- [WHAT NEEDS TO BE DONE] Reproduce all records verbatim.

- [RECORDED DATA]
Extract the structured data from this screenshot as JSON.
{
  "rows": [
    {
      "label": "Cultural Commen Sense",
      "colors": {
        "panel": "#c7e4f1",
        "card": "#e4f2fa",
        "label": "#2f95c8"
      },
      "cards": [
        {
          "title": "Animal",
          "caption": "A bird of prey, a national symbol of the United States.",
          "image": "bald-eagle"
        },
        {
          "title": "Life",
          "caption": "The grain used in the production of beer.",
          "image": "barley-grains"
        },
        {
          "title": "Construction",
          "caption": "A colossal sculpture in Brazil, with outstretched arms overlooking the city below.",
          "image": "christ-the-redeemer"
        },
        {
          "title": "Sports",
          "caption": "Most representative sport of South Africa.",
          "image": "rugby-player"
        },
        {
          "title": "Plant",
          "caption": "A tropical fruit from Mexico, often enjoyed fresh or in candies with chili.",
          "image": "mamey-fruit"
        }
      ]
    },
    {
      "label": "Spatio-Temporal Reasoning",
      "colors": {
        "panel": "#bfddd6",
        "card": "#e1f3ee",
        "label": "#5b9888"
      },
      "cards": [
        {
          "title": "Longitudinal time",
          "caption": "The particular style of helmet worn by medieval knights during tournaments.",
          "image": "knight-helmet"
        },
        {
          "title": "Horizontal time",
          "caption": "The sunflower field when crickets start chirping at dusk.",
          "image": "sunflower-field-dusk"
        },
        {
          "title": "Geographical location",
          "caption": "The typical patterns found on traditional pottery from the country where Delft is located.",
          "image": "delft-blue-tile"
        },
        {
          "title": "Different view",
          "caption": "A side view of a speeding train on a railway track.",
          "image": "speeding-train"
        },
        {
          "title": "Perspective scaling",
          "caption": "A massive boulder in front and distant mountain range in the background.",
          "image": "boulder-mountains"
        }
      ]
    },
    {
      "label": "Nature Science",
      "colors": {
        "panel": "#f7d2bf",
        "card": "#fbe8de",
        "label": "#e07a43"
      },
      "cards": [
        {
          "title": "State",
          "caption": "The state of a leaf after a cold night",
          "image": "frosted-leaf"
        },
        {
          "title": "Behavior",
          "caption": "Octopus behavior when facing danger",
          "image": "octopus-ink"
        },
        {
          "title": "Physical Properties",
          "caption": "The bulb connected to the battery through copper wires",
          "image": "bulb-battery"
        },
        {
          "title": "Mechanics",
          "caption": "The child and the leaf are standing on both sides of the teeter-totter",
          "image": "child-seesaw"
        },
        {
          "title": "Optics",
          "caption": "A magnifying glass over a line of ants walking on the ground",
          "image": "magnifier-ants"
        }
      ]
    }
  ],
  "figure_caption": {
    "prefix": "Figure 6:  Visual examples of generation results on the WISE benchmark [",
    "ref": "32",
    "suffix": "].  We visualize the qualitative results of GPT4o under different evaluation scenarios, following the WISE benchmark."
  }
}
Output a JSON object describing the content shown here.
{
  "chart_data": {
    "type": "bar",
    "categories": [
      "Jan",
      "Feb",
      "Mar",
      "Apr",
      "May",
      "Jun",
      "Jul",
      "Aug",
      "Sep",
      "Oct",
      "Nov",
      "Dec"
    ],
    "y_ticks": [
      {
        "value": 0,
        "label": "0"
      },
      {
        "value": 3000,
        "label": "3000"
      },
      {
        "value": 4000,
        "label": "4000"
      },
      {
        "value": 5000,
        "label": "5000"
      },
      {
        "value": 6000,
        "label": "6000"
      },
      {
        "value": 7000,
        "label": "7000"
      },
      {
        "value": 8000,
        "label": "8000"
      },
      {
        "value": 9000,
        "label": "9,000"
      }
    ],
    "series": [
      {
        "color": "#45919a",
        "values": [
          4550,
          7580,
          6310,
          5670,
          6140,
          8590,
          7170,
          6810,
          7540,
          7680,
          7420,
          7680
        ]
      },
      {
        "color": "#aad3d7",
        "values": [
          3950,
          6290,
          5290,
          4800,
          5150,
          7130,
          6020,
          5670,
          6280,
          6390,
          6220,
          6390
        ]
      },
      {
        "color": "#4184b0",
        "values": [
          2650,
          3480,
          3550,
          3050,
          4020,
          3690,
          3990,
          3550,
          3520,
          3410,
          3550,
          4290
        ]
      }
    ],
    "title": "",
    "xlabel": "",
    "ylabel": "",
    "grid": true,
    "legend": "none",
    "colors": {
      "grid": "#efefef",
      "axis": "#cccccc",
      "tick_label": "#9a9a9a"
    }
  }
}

- [EXPECTED OUTPUT]
Extract the structured data from this screenshot as JSON.
{
  "rows": [
    {
      "label": "Cultural Commen Sense",
      "colors": {
        "panel": "#c7e4f1",
        "card": "#e4f2fa",
        "label": "#2f95c8"
      },
      "cards": [
        {
          "title": "Animal",
          "caption": "A bird of prey, a national symbol of the United States.",
          "image": "bald-eagle"
        },
        {
          "title": "Life",
          "caption": "The grain used in the production of beer.",
          "image": "barley-grains"
        },
        {
          "title": "Construction",
          "caption": "A colossal sculpture in Brazil, with outstretched arms overlooking the city below.",
          "image": "christ-the-redeemer"
        },
        {
          "title": "Sports",
          "caption": "Most representative sport of South Africa.",
          "image": "rugby-player"
        },
        {
          "title": "Plant",
          "caption": "A tropical fruit from Mexico, often enjoyed fresh or in candies with chili.",
          "image": "mamey-fruit"
        }
      ]
    },
    {
      "label": "Spatio-Temporal Reasoning",
      "colors": {
        "panel": "#bfddd6",
        "card": "#e1f3ee",
        "label": "#5b9888"
      },
      "cards": [
        {
          "title": "Longitudinal time",
          "caption": "The particular style of helmet worn by medieval knights during tournaments.",
          "image": "knight-helmet"
        },
        {
          "title": "Horizontal time",
          "caption": "The sunflower field when crickets start chirping at dusk.",
          "image": "sunflower-field-dusk"
        },
        {
          "title": "Geographical location",
          "caption": "The typical patterns found on traditional pottery from the country where Delft is located.",
          "image": "delft-blue-tile"
        },
        {
          "title": "Different view",
          "caption": "A side view of a speeding train on a railway track.",
          "image": "speeding-train"
        },
        {
          "title": "Perspective scaling",
          "caption": "A massive boulder in front and distant mountain range in the background.",
          "image": "boulder-mountains"
        }
      ]
    },
    {
      "label": "Nature Science",
      "colors": {
        "panel": "#f7d2bf",
        "card": "#fbe8de",
        "label": "#e07a43"
      },
      "cards": [
        {
          "title": "State",
          "caption": "The state of a leaf after a cold night",
          "image": "frosted-leaf"
        },
        {
          "title": "Behavior",
          "caption": "Octopus behavior when facing danger",
          "image": "octopus-ink"
        },
        {
          "title": "Physical Properties",
          "caption": "The bulb connected to the battery through copper wires",
          "image": "bulb-battery"
        },
        {
          "title": "Mechanics",
          "caption": "The child and the leaf are standing on both sides of the teeter-totter",
          "image": "child-seesaw"
        },
        {
          "title": "Optics",
          "caption": "A magnifying glass over a line of ants walking on the ground",
          "image": "magnifier-ants"
        }
      ]
    }
  ],
  "figure_caption": {
    "prefix": "Figure 6:  Visual examples of generation results on the WISE benchmark [",
    "ref": "32",
    "suffix": "].  We visualize the qualitative results of GPT4o under different evaluation scenarios, following the WISE benchmark."
  }
}
Output a JSON object describing the content shown here.
{
  "chart_data": {
    "type": "bar",
    "categories": [
      "Jan",
      "Feb",
      "Mar",
      "Apr",
      "May",
      "Jun",
      "Jul",
      "Aug",
      "Sep",
      "Oct",
      "Nov",
      "Dec"
    ],
    "y_ticks": [
      {
        "value": 0,
        "label": "0"
      },
      {
        "value": 3000,
        "label": "3000"
      },
      {
        "value": 4000,
        "label": "4000"
      },
      {
        "value": 5000,
        "label": "5000"
      },
      {
        "value": 6000,
        "label": "6000"
      },
      {
        "value": 7000,
        "label": "7000"
      },
      {
        "value": 8000,
        "label": "8000"
      },
      {
        "value": 9000,
        "label": "9,000"
      }
    ],
    "series": [
      {
        "color": "#45919a",
        "values": [
          4550,
          7580,
          6310,
          5670,
          6140,
          8590,
          7170,
          6810,
          7540,
          7680,
          7420,
          7680
        ]
      },
      {
        "color": "#aad3d7",
        "values": [
          3950,
          6290,
          5290,
          4800,
          5150,
          7130,
          6020,
          5670,
          6280,
          6390,
          6220,
          6390
        ]
      },
      {
        "color": "#4184b0",
        "values": [
          2650,
          3480,
          3550,
          3050,
          4020,
          3690,
          3990,
          3550,
          3520,
          3410,
          3550,
          4290
        ]
      }
    ],
    "title": "",
    "xlabel": "",
    "ylabel": "",
    "grid": true,
    "legend": "none",
    "colors": {
      "grid": "#efefef",
      "axis": "#cccccc",
      "tick_label": "#9a9a9a"
    }
  }
}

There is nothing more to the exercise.